## EXERCISE DIRECTIONS
Will you print the material below without altering a single character?

━━━━━━

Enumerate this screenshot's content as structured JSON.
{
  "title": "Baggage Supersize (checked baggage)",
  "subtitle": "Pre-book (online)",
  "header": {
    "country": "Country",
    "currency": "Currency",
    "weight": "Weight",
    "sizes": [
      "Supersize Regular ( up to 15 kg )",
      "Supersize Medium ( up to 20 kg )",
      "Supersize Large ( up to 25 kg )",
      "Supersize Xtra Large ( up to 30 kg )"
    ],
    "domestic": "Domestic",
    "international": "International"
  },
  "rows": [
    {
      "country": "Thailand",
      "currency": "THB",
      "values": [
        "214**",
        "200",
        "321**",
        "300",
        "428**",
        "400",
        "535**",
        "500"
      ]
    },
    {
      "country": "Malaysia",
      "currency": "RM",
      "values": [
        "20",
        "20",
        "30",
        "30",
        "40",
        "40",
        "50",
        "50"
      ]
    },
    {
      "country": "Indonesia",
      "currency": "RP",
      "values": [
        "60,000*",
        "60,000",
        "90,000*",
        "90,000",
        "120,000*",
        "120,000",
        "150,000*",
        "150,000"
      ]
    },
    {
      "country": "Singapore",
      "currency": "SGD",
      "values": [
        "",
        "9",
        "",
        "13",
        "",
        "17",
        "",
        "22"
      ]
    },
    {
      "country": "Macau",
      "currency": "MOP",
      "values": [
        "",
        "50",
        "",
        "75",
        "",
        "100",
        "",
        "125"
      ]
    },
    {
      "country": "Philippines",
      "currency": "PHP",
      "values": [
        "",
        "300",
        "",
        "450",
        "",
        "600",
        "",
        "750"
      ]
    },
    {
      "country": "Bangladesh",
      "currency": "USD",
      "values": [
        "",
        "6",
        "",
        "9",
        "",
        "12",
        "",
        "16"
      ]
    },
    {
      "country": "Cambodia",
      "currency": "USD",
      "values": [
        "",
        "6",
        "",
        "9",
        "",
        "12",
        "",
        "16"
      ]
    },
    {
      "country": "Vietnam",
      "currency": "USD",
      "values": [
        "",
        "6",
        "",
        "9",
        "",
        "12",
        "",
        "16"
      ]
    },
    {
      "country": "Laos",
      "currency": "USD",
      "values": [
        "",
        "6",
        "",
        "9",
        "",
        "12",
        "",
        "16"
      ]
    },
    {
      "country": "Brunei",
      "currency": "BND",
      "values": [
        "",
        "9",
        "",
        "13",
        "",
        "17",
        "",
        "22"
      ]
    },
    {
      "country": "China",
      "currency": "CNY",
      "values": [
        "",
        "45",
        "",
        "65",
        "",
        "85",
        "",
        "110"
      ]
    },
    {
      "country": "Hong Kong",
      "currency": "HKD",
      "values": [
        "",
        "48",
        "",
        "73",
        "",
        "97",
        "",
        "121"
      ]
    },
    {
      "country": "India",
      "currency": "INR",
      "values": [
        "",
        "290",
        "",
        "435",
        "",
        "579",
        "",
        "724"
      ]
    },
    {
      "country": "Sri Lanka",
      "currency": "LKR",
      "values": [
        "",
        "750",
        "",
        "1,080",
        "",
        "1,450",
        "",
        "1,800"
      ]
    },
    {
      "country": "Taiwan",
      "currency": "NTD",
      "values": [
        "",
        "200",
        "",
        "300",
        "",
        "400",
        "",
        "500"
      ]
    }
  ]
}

━━━━━━

## SOLUTION TO THIS TASK
Enumerate this screenshot's content as structured JSON.
{
  "title": "Baggage Supersize (checked baggage)",
  "subtitle": "Pre-book (online)",
  "header": {
    "country": "Country",
    "currency": "Currency",
    "weight": "Weight",
    "sizes": [
      "Supersize Regular ( up to 15 kg )",
      "Supersize Medium ( up to 20 kg )",
      "Supersize Large ( up to 25 kg )",
      "Supersize Xtra Large ( up to 30 kg )"
    ],
    "domestic": "Domestic",
    "international": "International"
  },
  "rows": [
    {
      "country": "Thailand",
      "currency": "THB",
      "values": [
        "214**",
        "200",
        "321**",
        "300",
        "428**",
        "400",
        "535**",
        "500"
      ]
    },
    {
      "country": "Malaysia",
      "currency": "RM",
      "values": [
        "20",
        "20",
        "30",
        "30",
        "40",
        "40",
        "50",
        "50"
      ]
    },
    {
      "country": "Indonesia",
      "currency": "RP",
      "values": [
        "60,000*",
        "60,000",
        "90,000*",
        "90,000",
        "120,000*",
        "120,000",
        "150,000*",
        "150,000"
      ]
    },
    {
      "country": "Singapore",
      "currency": "SGD",
      "values": [
        "",
        "9",
        "",
        "13",
        "",
        "17",
        "",
        "22"
      ]
    },
    {
      "country": "Macau",
      "currency": "MOP",
      "values": [
        "",
        "50",
        "",
        "75",
        "",
        "100",
        "",
        "125"
      ]
    },
    {
      "country": "Philippines",
      "currency": "PHP",
      "values": [
        "",
        "300",
        "",
        "450",
        "",
        "600",
        "",
        "750"
      ]
    },
    {
      "country": "Bangladesh",
      "currency": "USD",
      "values": [
        "",
        "6",
        "",
        "9",
        "",
        "12",
        "",
        "16"
      ]
    },
    {
      "country": "Cambodia",
      "currency": "USD",
      "values": [
        "",
        "6",
        "",
        "9",
        "",
        "12",
        "",
        "16"
      ]
    },
    {
      "country": "Vietnam",
      "currency": "USD",
      "values": [
        "",
        "6",
        "",
        "9",
        "",
        "12",
        "",
        "16"
      ]
    },
    {
      "country": "Laos",
      "currency": "USD",
      "values": [
        "",
        "6",
        "",
        "9",
        "",
        "12",
        "",
        "16"
      ]
    },
    {
      "country": "Brunei",
      "currency": "BND",
      "values": [
        "",
        "9",
        "",
        "13",
        "",
        "17",
        "",
        "22"
      ]
    },
    {
      "country": "China",
      "currency": "CNY",
      "values": [
        "",
        "45",
        "",
        "65",
        "",
        "85",
        "",
        "110"
      ]
    },
    {
      "country": "Hong Kong",
      "currency": "HKD",
      "values": [
        "",
        "48",
        "",
        "73",
        "",
        "97",
        "",
        "121"
      ]
    },
    {
      "country": "India",
      "currency": "INR",
      "values": [
        "",
        "290",
        "",
        "435",
        "",
        "579",
        "",
        "724"
      ]
    },
    {
      "country": "Sri Lanka",
      "currency": "LKR",
      "values": [
        "",
        "750",
        "",
        "1,080",
        "",
        "1,450",
        "",
        "1,800"
      ]
    },
    {
      "country": "Taiwan",
      "currency": "NTD",
      "values": [
        "",
        "200",
        "",
        "300",
        "",
        "400",
        "",
        "500"
      ]
    }
  ]
}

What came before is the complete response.